▶ _Dataset extract_
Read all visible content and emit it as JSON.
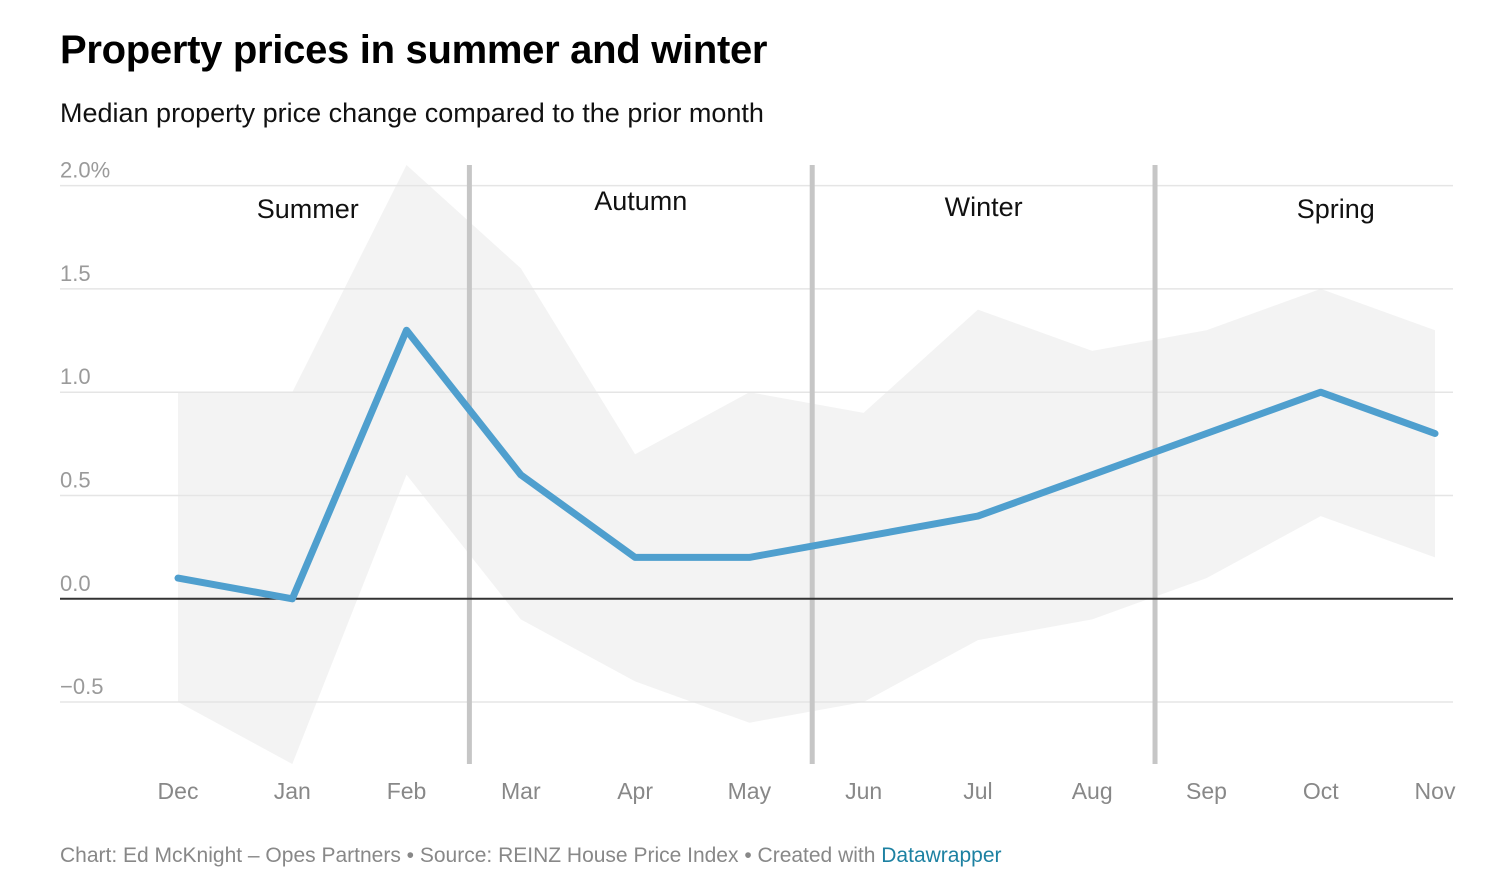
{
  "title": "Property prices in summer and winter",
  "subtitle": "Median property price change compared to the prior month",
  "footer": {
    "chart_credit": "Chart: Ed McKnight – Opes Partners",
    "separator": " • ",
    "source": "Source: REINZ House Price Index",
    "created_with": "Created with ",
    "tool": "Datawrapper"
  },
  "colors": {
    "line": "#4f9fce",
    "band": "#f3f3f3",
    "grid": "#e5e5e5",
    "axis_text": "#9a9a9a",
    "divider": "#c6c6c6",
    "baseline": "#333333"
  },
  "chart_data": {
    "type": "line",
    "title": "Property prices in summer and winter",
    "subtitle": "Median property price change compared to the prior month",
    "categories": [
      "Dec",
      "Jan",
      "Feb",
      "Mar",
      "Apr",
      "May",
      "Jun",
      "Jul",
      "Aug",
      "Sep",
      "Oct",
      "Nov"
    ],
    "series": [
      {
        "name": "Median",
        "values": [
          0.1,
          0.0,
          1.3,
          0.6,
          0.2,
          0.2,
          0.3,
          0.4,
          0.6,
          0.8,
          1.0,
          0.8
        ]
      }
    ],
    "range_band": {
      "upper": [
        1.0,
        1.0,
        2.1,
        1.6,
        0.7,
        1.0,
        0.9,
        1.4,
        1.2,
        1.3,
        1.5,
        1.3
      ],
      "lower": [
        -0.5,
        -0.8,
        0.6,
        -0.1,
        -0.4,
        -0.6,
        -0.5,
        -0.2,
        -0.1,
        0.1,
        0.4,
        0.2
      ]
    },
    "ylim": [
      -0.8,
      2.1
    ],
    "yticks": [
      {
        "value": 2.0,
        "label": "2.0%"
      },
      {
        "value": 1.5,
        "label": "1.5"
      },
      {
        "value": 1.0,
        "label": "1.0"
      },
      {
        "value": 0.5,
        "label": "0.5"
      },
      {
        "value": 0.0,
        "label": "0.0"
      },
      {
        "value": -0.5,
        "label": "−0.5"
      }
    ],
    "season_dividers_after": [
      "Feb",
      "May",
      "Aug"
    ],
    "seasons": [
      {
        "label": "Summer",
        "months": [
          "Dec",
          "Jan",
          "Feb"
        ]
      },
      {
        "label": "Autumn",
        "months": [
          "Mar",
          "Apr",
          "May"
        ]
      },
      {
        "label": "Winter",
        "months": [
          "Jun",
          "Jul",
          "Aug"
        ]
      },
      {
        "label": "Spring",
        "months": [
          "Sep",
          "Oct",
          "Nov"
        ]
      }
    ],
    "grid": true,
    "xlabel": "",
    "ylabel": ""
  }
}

--

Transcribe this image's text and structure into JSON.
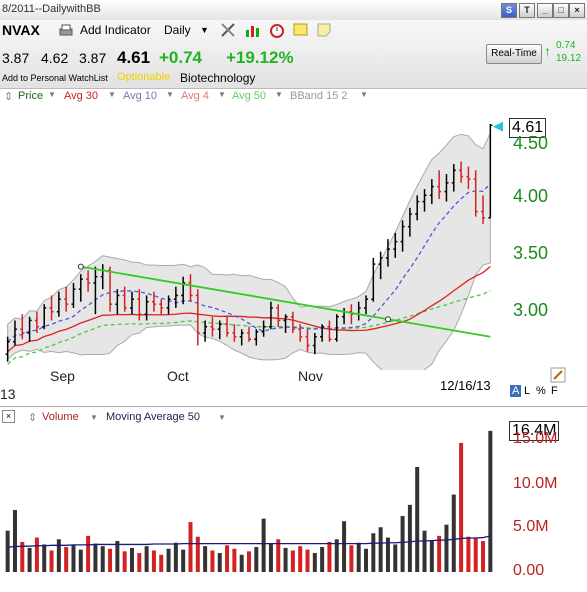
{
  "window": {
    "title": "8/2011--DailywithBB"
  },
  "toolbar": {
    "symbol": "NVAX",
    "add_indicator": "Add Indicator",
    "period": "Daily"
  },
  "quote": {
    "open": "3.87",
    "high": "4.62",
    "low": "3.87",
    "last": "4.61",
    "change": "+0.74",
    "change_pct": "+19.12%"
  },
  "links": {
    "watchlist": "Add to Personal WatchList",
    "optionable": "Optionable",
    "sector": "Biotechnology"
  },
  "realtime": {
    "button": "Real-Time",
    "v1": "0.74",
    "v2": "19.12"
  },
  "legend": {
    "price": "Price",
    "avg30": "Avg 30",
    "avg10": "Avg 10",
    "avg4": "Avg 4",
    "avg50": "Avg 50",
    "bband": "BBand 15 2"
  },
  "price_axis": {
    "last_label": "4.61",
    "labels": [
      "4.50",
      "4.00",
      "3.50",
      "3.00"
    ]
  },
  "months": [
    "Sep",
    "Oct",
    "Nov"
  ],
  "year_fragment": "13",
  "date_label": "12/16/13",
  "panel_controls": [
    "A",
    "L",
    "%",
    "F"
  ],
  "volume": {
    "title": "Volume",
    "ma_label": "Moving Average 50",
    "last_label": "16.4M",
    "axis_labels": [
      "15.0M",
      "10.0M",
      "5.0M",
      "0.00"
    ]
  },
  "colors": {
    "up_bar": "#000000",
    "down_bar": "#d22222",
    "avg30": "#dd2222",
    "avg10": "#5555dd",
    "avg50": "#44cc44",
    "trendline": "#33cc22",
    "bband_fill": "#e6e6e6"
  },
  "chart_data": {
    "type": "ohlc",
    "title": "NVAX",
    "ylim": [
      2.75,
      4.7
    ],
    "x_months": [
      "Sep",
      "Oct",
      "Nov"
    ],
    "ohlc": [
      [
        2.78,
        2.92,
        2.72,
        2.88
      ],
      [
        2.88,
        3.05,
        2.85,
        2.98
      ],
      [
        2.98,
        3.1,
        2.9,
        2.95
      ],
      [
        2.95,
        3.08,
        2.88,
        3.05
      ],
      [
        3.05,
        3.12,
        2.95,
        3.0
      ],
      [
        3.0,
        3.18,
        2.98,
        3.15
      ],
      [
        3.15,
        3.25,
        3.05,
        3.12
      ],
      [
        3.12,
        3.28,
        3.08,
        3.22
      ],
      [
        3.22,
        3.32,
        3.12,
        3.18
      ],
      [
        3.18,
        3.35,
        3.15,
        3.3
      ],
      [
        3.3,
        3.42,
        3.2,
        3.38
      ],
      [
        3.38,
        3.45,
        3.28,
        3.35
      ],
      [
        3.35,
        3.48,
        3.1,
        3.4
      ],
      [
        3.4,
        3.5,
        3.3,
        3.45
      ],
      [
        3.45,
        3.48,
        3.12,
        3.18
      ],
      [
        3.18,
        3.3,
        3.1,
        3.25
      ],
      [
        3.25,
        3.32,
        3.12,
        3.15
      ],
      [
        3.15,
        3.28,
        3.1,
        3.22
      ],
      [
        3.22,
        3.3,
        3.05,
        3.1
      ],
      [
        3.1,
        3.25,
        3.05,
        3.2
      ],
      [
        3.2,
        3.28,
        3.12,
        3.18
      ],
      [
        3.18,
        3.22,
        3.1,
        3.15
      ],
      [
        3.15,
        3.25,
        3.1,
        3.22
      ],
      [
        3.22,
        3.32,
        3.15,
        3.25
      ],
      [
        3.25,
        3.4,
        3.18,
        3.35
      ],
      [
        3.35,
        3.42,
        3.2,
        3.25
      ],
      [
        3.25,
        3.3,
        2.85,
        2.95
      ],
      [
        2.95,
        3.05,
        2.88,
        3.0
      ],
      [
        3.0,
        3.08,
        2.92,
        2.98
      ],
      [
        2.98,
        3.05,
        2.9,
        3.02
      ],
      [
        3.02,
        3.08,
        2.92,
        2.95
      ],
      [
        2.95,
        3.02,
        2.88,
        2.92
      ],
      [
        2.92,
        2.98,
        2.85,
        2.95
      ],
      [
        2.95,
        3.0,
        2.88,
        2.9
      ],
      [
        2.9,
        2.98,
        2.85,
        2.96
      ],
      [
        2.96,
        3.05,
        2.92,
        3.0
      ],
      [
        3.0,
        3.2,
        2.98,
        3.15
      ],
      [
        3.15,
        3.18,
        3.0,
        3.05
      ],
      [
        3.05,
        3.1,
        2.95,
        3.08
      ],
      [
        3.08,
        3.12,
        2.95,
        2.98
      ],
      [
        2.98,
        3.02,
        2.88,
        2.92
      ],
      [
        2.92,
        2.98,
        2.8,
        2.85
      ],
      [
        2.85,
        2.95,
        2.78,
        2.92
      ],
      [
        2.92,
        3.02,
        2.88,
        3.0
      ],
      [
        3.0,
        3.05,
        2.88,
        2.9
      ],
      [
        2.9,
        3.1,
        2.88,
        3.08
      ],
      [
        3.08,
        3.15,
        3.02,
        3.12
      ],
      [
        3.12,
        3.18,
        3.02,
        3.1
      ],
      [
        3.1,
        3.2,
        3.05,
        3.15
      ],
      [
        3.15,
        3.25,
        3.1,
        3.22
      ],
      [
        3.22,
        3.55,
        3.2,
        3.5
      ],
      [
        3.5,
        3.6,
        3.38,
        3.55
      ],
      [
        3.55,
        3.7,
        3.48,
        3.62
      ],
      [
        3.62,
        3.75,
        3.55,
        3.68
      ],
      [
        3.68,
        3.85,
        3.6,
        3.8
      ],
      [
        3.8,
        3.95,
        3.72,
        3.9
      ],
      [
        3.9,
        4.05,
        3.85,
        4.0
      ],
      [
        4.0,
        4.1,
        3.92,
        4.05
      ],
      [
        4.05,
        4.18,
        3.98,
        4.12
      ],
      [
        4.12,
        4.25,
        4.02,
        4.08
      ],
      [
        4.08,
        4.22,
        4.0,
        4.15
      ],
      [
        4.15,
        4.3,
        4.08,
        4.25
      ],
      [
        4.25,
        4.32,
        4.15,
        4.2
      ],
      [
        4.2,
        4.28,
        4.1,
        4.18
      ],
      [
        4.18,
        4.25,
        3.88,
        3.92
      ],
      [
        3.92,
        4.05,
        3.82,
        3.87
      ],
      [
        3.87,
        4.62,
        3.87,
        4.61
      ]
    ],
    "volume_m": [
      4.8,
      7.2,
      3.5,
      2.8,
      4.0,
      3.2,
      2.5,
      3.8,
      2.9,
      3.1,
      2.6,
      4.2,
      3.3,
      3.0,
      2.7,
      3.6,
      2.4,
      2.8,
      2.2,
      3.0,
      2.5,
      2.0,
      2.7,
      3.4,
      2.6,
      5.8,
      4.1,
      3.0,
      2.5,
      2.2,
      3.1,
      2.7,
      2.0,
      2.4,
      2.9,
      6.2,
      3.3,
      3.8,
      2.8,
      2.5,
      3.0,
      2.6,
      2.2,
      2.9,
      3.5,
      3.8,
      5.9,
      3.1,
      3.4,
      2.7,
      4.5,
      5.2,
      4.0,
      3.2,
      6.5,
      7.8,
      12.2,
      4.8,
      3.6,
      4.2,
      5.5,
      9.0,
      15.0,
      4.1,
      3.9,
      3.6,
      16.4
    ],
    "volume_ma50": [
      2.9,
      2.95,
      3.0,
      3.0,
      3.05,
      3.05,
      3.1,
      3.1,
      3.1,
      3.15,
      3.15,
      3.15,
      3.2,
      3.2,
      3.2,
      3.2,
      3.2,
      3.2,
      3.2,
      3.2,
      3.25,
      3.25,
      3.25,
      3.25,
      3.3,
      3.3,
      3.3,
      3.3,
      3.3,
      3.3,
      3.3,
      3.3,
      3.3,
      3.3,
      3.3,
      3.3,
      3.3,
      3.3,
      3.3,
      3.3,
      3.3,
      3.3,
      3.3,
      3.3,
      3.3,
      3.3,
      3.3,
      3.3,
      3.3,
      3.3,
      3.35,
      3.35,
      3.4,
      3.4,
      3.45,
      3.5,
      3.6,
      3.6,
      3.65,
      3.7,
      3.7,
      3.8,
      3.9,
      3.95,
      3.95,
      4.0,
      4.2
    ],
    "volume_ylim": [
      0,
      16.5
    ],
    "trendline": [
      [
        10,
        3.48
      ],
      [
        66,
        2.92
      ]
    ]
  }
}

==

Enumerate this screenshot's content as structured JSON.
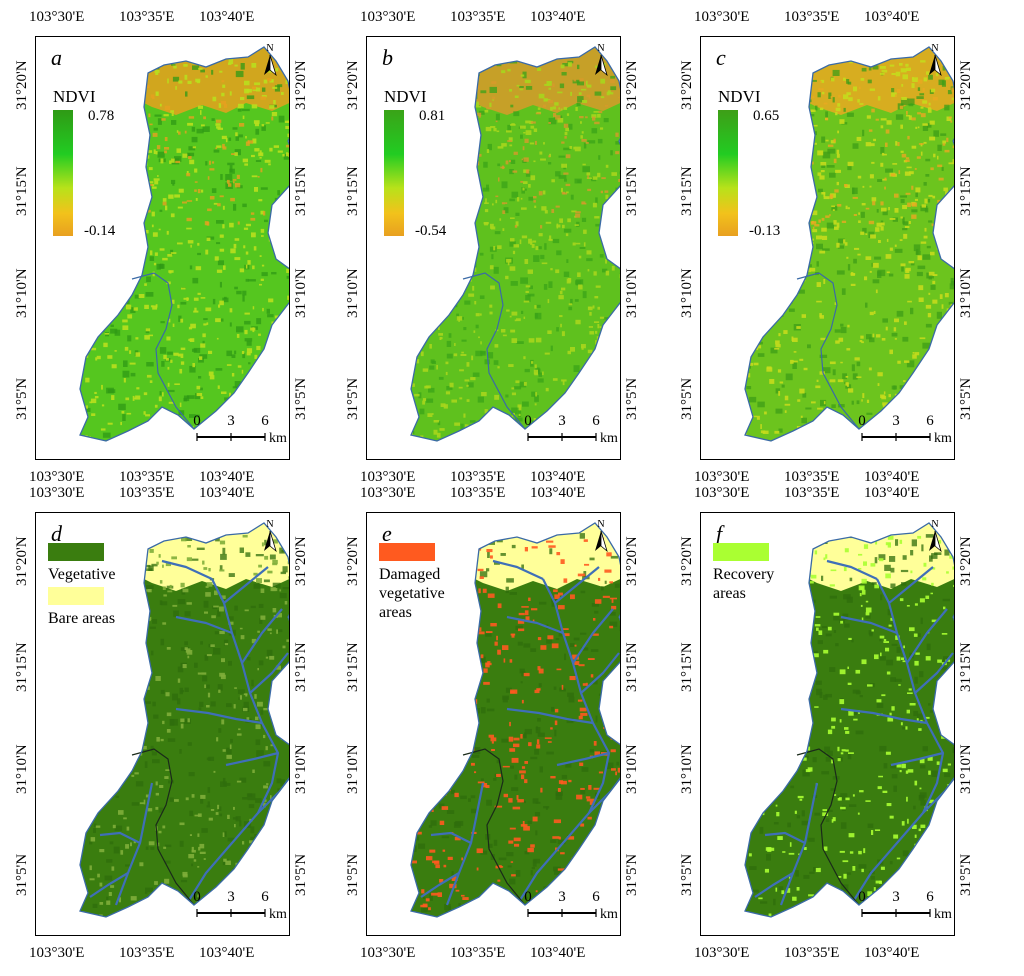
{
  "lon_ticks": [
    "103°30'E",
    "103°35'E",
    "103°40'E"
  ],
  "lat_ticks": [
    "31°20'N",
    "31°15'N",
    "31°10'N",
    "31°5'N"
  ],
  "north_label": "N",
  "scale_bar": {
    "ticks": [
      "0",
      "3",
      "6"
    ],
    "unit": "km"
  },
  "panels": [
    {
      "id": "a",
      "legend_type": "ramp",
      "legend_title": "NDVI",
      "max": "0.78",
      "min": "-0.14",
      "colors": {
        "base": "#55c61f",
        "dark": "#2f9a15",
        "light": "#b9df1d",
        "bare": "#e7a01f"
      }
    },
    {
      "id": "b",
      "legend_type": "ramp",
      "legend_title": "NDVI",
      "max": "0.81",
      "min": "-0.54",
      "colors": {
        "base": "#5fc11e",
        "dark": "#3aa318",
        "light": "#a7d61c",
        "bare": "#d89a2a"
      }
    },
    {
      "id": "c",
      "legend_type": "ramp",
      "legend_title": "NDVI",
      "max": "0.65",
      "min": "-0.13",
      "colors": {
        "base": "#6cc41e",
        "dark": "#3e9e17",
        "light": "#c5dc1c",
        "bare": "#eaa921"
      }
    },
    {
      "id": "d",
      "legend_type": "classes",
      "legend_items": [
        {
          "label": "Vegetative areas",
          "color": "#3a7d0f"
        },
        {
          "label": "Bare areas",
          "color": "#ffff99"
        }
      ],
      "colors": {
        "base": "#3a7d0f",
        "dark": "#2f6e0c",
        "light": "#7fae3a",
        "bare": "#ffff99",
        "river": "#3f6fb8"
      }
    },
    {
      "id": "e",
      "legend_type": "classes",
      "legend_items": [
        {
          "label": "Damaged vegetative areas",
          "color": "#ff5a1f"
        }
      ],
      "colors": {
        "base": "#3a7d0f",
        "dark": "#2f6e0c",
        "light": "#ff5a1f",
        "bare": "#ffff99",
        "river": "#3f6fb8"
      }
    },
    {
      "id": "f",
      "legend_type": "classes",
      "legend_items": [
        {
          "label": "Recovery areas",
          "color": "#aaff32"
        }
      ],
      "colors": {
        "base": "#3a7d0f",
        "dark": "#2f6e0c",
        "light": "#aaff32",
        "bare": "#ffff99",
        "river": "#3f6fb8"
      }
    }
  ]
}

▶ _Instruction_
Search the data for the string "subtitle" and copy each line where it appears.

▶ _Written solution_
  "subtitle": "Median property price change compared to the prior month",
    "subtitle": "Median property price change compared to the prior month",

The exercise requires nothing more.